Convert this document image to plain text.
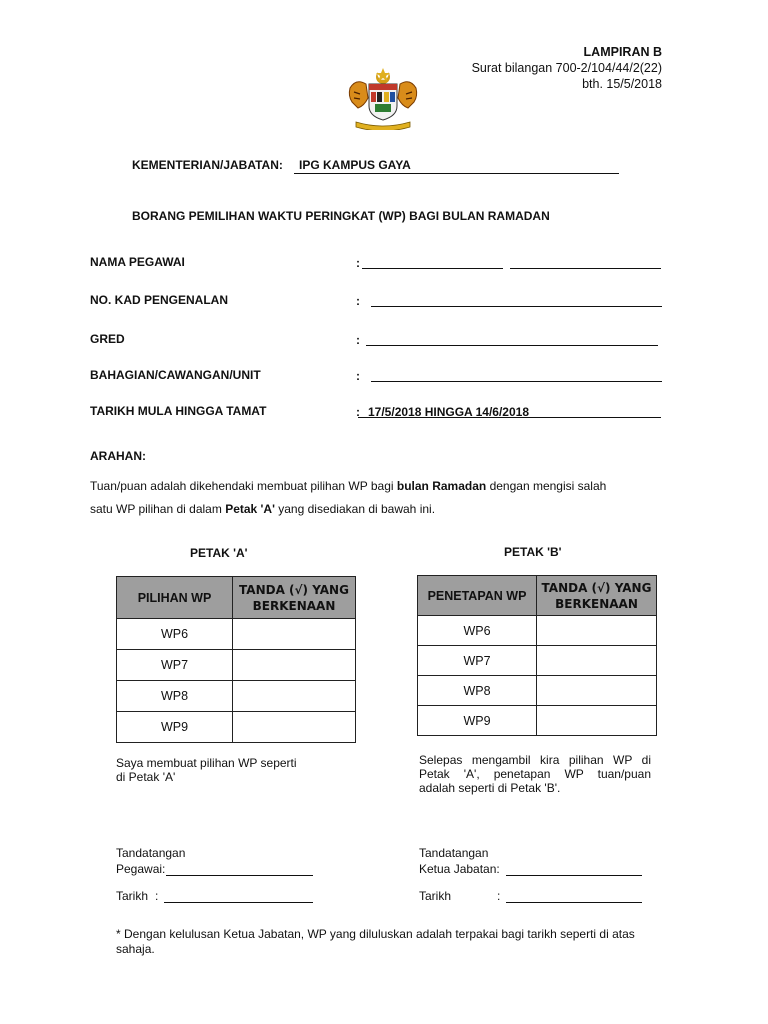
LAMPIRAN B
Surat bilangan 700-2/104/44/2(22)
bth. 15/5/2018
KEMENTERIAN/JABATAN: IPG KAMPUS GAYA
BORANG PEMILIHAN WAKTU PERINGKAT (WP) BAGI BULAN RAMADAN
NAMA PEGAWAI	:
NO. KAD PENGENALAN	:
GRED	:
BAHAGIAN/CAWANGAN/UNIT	:
TARIKH MULA HINGGA TAMAT	: 17/5/2018 HINGGA 14/6/2018
ARAHAN:
Tuan/puan adalah dikehendaki membuat pilihan WP bagi bulan Ramadan dengan mengisi salah
satu WP pilihan di dalam Petak 'A' yang disediakan di bawah ini.
PETAK 'A'	PETAK 'B'
PILIHAN WP	TANDA (√) YANG
BERKENAAN

WP6	
WP7	
WP8	
WP9	
PENETAPAN WP	TANDA (√) YANG
BERKENAAN

WP6	
WP7	
WP8	
WP9	
Saya membuat pilihan WP seperti
di Petak 'A'
Selepas mengambil kira pilihan WP di
Petak 'A', penetapan WP tuan/puan
adalah seperti di Petak 'B'.
Tandatangan
Pegawai:
Tarikh :
Tandatangan
Ketua Jabatan:
Tarikh	:
* Dengan kelulusan Ketua Jabatan, WP yang diluluskan adalah terpakai bagi tarikh seperti di atas
sahaja.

**PROBLEM TO WORK ON:** Reproduce all entries without any change, and omit the pictures.

**SOLVED EXERCISE:**
Convert this document image to plain text.
LAMPIRAN B
Surat bilangan 700-2/104/44/2(22)
bth. 15/5/2018
KEMENTERIAN/JABATAN: IPG KAMPUS GAYA
BORANG PEMILIHAN WAKTU PERINGKAT (WP) BAGI BULAN RAMADAN
NAMA PEGAWAI	:
NO. KAD PENGENALAN	:
GRED	:
BAHAGIAN/CAWANGAN/UNIT	:
TARIKH MULA HINGGA TAMAT	: 17/5/2018 HINGGA 14/6/2018
ARAHAN:
Tuan/puan adalah dikehendaki membuat pilihan WP bagi bulan Ramadan dengan mengisi salah
satu WP pilihan di dalam Petak 'A' yang disediakan di bawah ini.
PETAK 'A'	PETAK 'B'
PILIHAN WP	TANDA (√) YANG
BERKENAAN

WP6	
WP7	
WP8	
WP9	
PENETAPAN WP	TANDA (√) YANG
BERKENAAN

WP6	
WP7	
WP8	
WP9	
Saya membuat pilihan WP seperti
di Petak 'A'
Selepas mengambil kira pilihan WP di
Petak 'A', penetapan WP tuan/puan
adalah seperti di Petak 'B'.
Tandatangan
Pegawai:
Tarikh :
Tandatangan
Ketua Jabatan:
Tarikh	:
* Dengan kelulusan Ketua Jabatan, WP yang diluluskan adalah terpakai bagi tarikh seperti di atas
sahaja.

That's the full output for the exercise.